WRITTEN PROBLEM: Reproduce the listing below in full and without alteration, apart from its pictures.

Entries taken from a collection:
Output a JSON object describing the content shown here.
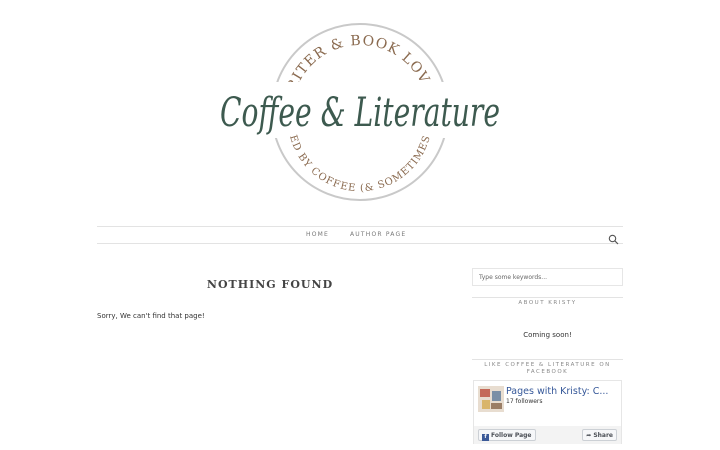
{
  "logo": {
    "top_text": "WRITER & BOOK LOVER",
    "main_text": "Coffee & Literature",
    "bottom_text": "FUELED BY COFFEE (& SOMETIMES TEA)"
  },
  "nav": {
    "items": [
      {
        "label": "HOME"
      },
      {
        "label": "AUTHOR PAGE"
      }
    ],
    "search_icon": "search-icon"
  },
  "main": {
    "title": "NOTHING FOUND",
    "message": "Sorry, We can't find that page!"
  },
  "sidebar": {
    "search_placeholder": "Type some keywords...",
    "about": {
      "title": "ABOUT KRISTY",
      "text": "Coming soon!"
    },
    "facebook": {
      "title": "LIKE COFFEE & LITERATURE ON FACEBOOK",
      "page_name": "Pages with Kristy: C...",
      "followers": "17 followers",
      "follow_label": "Follow Page",
      "share_label": "Share"
    }
  },
  "colors": {
    "logo_green": "#3d5a4f",
    "logo_brown": "#8a6a4f",
    "facebook_blue": "#3b5998"
  }
}
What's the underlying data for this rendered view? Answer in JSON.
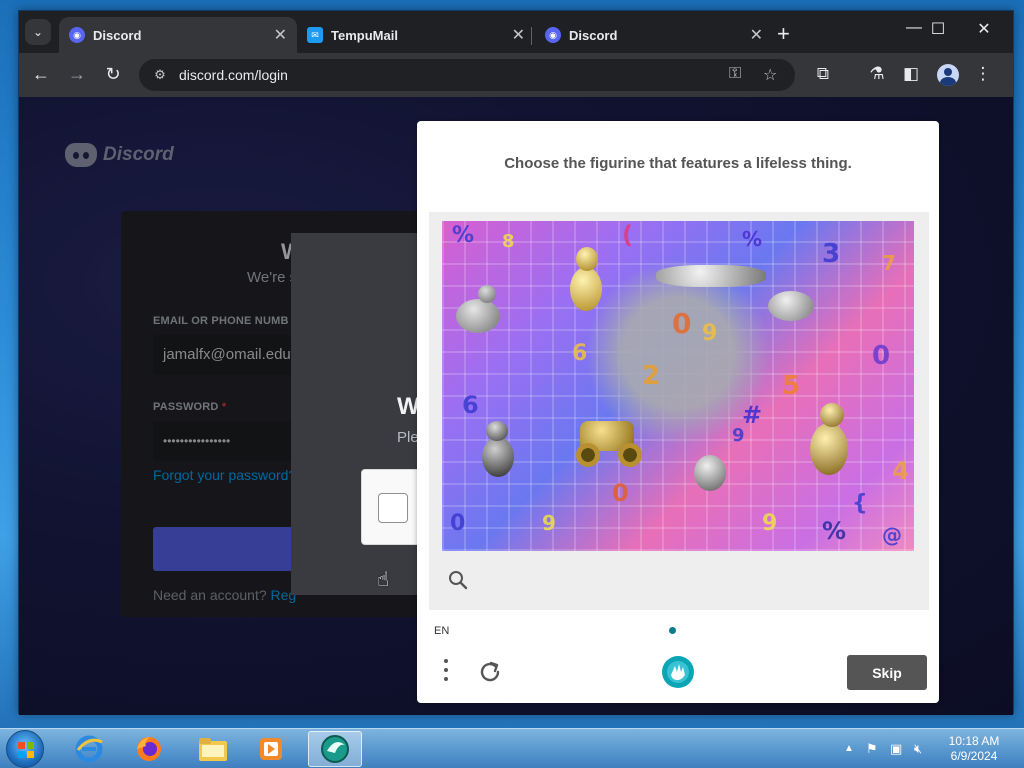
{
  "browser": {
    "tabs": [
      {
        "title": "Discord",
        "active": true
      },
      {
        "title": "TempuMail",
        "active": false
      },
      {
        "title": "Discord",
        "active": false
      }
    ],
    "url": "discord.com/login",
    "window_controls": {
      "minimize": "—",
      "maximize": "☐",
      "close": "✕"
    }
  },
  "discord_page": {
    "logo_text": "Discord",
    "login_heading": "W",
    "login_sub": "We're s",
    "email_label": "EMAIL OR PHONE NUMB",
    "email_value": "jamalfx@omail.edu",
    "password_label": "PASSWORD",
    "password_required": "*",
    "password_value": "••••••••••••••••",
    "forgot_link": "Forgot your password?",
    "need_account": "Need an account?",
    "register_link": "Reg",
    "modal_title": "W",
    "modal_sub": "Ple"
  },
  "captcha": {
    "prompt": "Choose the figurine that features a lifeless thing.",
    "language": "EN",
    "skip_label": "Skip"
  },
  "taskbar": {
    "time": "10:18 AM",
    "date": "6/9/2024"
  },
  "colors": {
    "discord_blurple": "#5865f2",
    "skip_button": "#555555",
    "captcha_dot": "#0b7a8a"
  }
}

COMPLETE OUTPUT:
Output a JSON object describing the content shown here.
{
  "logo": {
    "top_text": "WRITER & BOOK LOVER",
    "main_text": "Coffee & Literature",
    "bottom_text": "FUELED BY COFFEE (& SOMETIMES TEA)"
  },
  "nav": {
    "items": [
      {
        "label": "HOME"
      },
      {
        "label": "AUTHOR PAGE"
      }
    ],
    "search_icon": "search-icon"
  },
  "main": {
    "title": "NOTHING FOUND",
    "message": "Sorry, We can't find that page!"
  },
  "sidebar": {
    "search_placeholder": "Type some keywords...",
    "about": {
      "title": "ABOUT KRISTY",
      "text": "Coming soon!"
    },
    "facebook": {
      "title": "LIKE COFFEE & LITERATURE ON FACEBOOK",
      "page_name": "Pages with Kristy: C...",
      "followers": "17 followers",
      "follow_label": "Follow Page",
      "share_label": "Share"
    }
  },
  "colors": {
    "logo_green": "#3d5a4f",
    "logo_brown": "#8a6a4f",
    "facebook_blue": "#3b5998"
  }
}
What's the underlying data for this rendered view? Answer in JSON.
{
  "browser": {
    "tabs": [
      {
        "title": "Discord",
        "active": true
      },
      {
        "title": "TempuMail",
        "active": false
      },
      {
        "title": "Discord",
        "active": false
      }
    ],
    "url": "discord.com/login",
    "window_controls": {
      "minimize": "—",
      "maximize": "☐",
      "close": "✕"
    }
  },
  "discord_page": {
    "logo_text": "Discord",
    "login_heading": "W",
    "login_sub": "We're s",
    "email_label": "EMAIL OR PHONE NUMB",
    "email_value": "jamalfx@omail.edu",
    "password_label": "PASSWORD",
    "password_required": "*",
    "password_value": "••••••••••••••••",
    "forgot_link": "Forgot your password?",
    "need_account": "Need an account?",
    "register_link": "Reg",
    "modal_title": "W",
    "modal_sub": "Ple"
  },
  "captcha": {
    "prompt": "Choose the figurine that features a lifeless thing.",
    "language": "EN",
    "skip_label": "Skip"
  },
  "taskbar": {
    "time": "10:18 AM",
    "date": "6/9/2024"
  },
  "colors": {
    "discord_blurple": "#5865f2",
    "skip_button": "#555555",
    "captcha_dot": "#0b7a8a"
  }
}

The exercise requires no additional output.